Collected data entries

START

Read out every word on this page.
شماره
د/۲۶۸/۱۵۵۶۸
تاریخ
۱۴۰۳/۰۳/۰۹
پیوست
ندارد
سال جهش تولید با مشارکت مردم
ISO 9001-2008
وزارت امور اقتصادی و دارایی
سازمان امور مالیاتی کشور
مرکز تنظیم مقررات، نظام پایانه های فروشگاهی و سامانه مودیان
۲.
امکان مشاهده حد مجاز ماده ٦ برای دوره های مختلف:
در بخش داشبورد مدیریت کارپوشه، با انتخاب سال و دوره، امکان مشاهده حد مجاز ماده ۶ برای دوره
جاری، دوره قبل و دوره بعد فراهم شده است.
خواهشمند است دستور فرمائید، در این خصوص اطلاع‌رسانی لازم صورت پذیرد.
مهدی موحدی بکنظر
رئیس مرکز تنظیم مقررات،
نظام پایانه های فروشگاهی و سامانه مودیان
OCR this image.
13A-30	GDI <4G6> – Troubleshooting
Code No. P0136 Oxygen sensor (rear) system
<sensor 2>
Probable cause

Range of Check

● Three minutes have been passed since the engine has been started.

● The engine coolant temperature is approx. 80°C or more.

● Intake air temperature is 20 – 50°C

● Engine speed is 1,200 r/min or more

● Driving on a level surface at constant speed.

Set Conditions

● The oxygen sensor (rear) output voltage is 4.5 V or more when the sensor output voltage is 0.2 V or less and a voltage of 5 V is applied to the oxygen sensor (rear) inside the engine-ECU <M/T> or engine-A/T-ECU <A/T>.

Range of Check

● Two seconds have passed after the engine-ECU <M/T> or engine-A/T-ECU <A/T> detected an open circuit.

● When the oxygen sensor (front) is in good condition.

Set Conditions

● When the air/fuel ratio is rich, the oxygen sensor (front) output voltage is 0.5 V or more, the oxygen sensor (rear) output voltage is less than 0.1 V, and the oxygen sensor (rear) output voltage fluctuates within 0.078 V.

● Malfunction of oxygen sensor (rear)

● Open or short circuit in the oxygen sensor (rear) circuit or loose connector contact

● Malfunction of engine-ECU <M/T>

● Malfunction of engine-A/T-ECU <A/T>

END
START

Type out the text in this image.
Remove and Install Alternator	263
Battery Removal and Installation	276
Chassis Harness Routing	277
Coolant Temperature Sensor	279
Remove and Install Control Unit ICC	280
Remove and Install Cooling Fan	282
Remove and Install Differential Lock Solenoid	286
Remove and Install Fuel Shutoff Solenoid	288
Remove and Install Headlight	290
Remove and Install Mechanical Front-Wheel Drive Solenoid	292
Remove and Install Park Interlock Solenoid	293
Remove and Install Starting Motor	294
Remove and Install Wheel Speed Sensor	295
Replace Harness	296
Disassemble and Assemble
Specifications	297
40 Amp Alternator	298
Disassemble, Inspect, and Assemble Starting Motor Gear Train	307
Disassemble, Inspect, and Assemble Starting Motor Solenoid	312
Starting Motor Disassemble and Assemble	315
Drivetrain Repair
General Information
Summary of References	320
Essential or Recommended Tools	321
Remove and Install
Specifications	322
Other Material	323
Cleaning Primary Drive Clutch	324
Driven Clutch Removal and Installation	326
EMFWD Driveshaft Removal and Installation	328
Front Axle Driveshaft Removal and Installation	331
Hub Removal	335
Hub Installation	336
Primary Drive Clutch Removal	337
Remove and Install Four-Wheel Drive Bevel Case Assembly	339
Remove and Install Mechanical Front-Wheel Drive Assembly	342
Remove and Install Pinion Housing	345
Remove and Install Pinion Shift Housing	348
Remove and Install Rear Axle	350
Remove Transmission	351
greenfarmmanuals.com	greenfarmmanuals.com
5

END
START

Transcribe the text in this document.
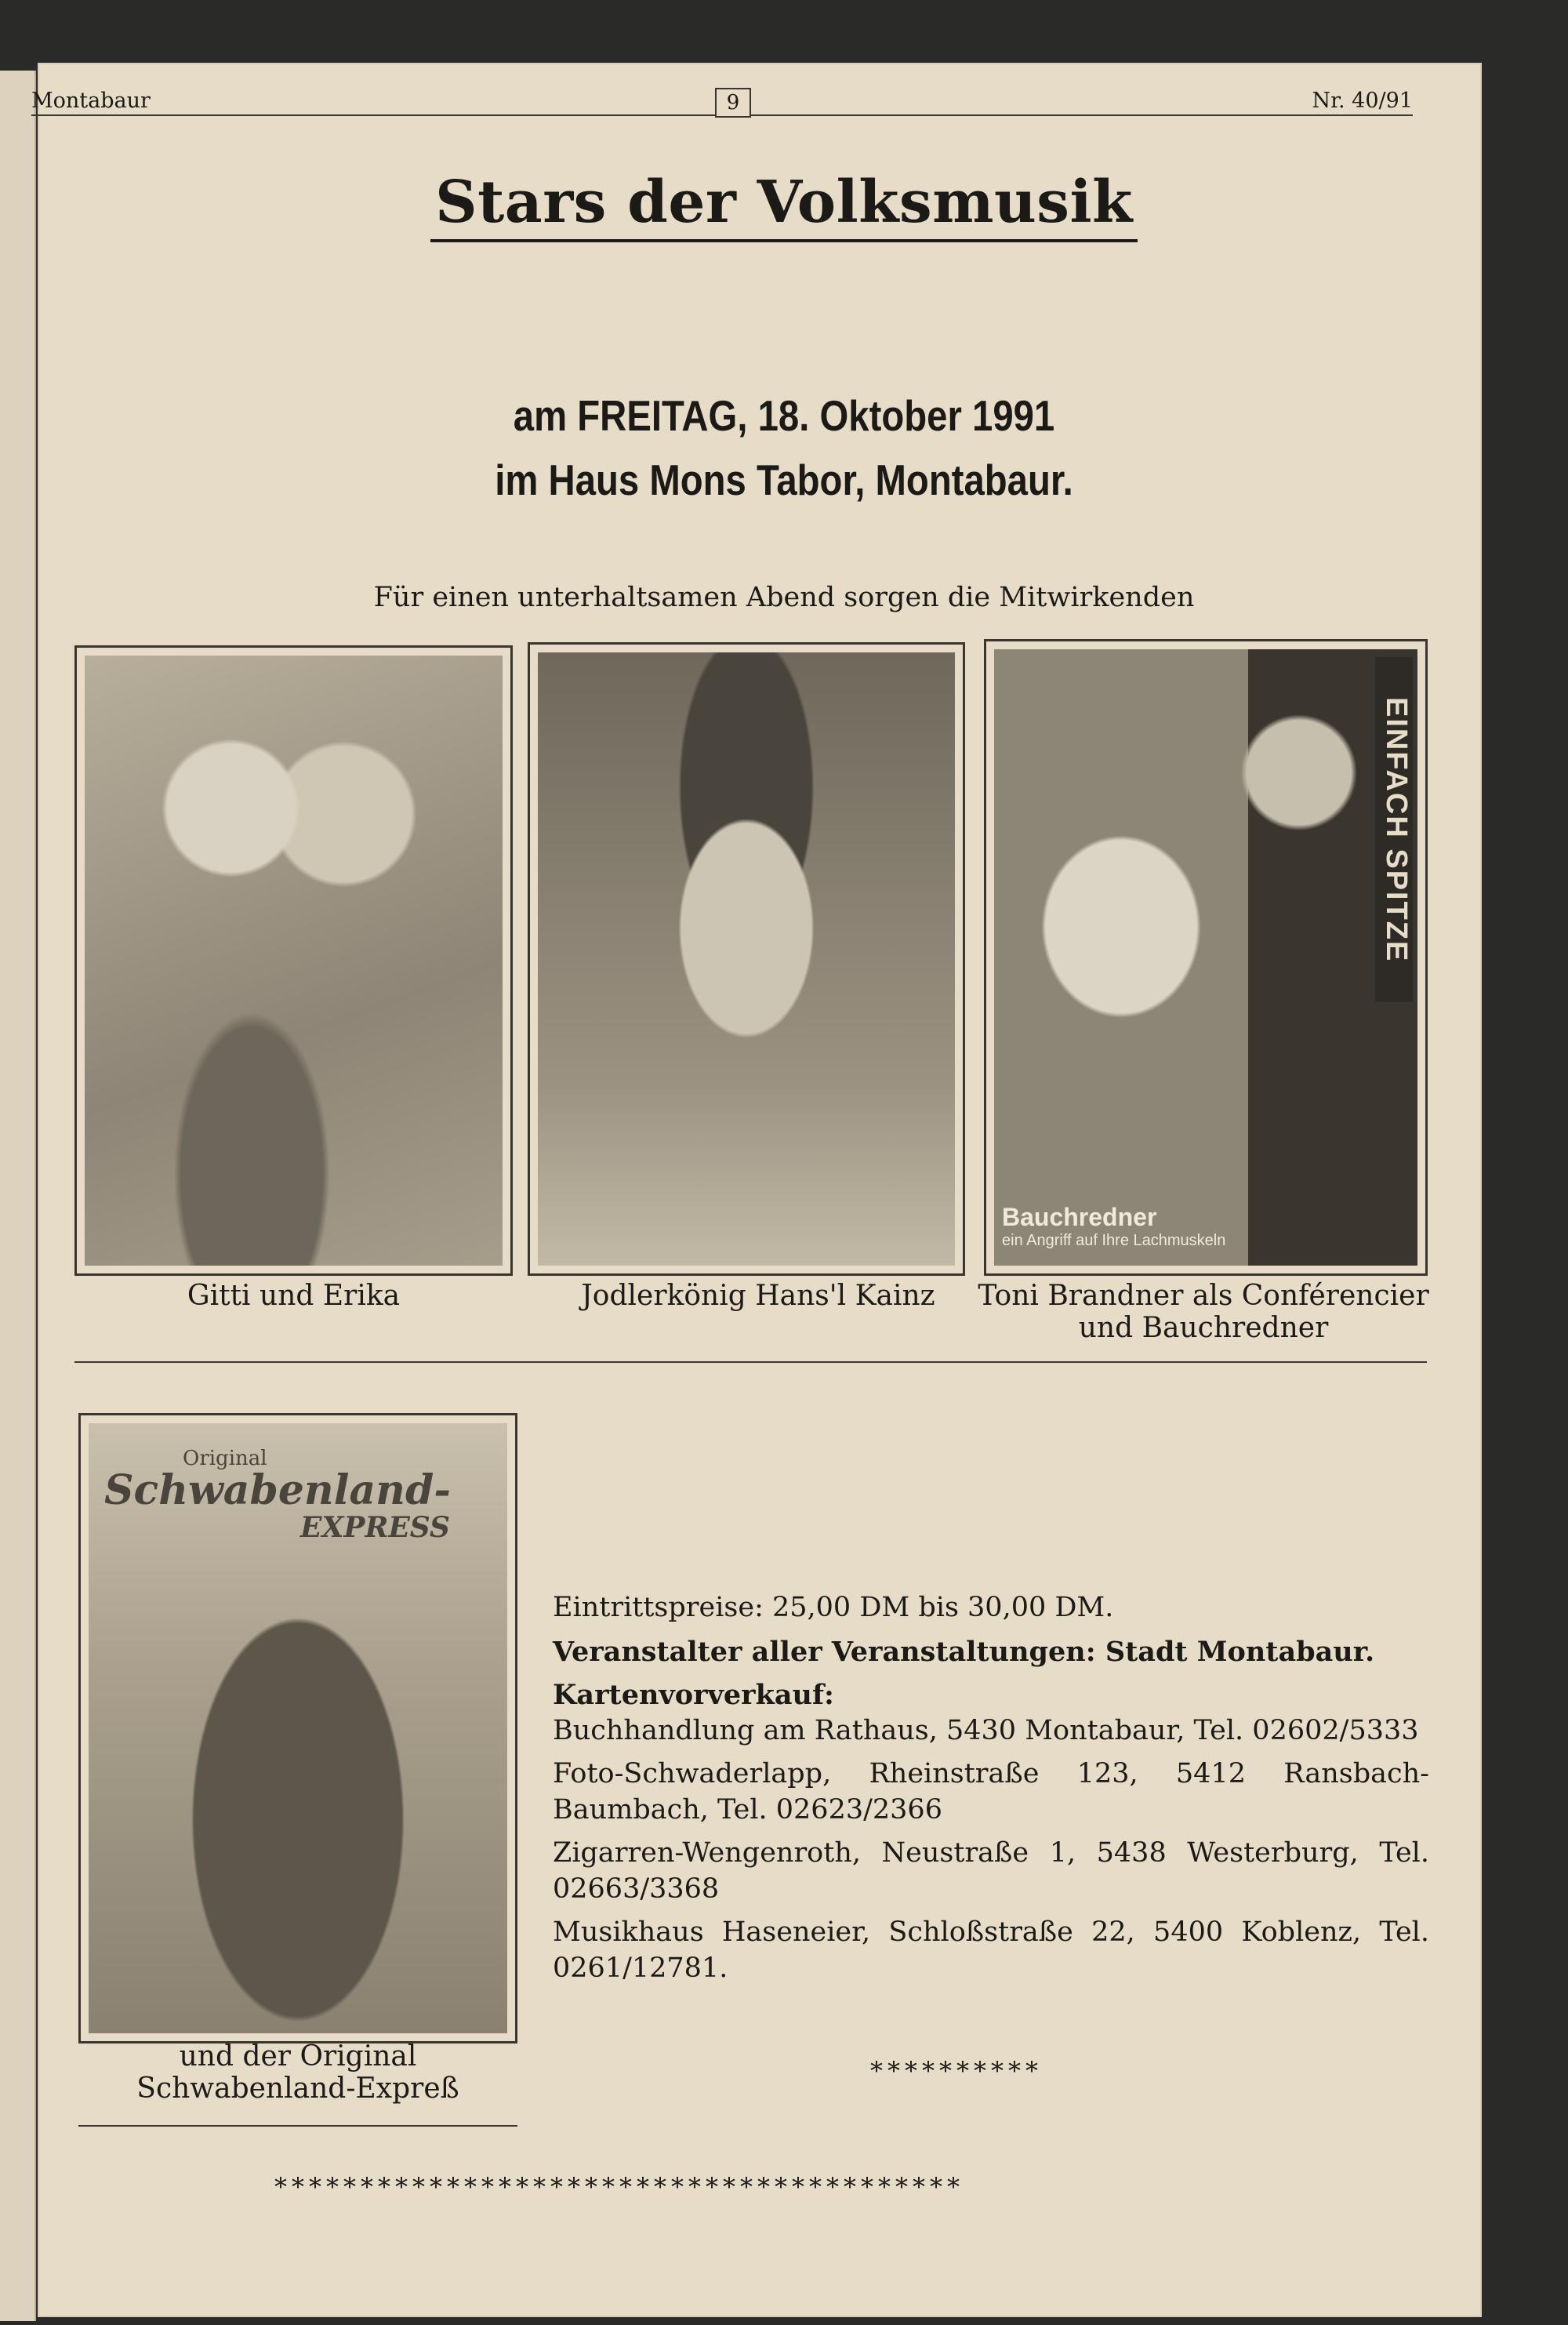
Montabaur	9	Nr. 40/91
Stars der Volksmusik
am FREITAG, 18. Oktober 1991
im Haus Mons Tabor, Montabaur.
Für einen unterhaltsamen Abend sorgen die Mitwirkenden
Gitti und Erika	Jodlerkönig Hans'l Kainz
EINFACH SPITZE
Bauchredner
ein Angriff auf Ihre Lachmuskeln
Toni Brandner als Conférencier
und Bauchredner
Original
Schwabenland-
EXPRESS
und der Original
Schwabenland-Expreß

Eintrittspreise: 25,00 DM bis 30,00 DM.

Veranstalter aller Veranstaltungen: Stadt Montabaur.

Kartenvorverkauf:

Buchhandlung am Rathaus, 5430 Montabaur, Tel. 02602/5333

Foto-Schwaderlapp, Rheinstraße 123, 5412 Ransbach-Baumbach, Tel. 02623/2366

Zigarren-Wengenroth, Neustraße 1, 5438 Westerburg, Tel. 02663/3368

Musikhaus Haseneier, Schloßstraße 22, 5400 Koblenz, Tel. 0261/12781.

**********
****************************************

END

Task objective » Pick out the lines above containing the word "Solenoid", then copy them.

Exercise answer »
Remove and Install Differential Lock Solenoid	286
Remove and Install Fuel Shutoff Solenoid	288
Remove and Install Mechanical Front-Wheel Drive Solenoid	292
Remove and Install Park Interlock Solenoid	293
Disassemble, Inspect, and Assemble Starting Motor Solenoid	312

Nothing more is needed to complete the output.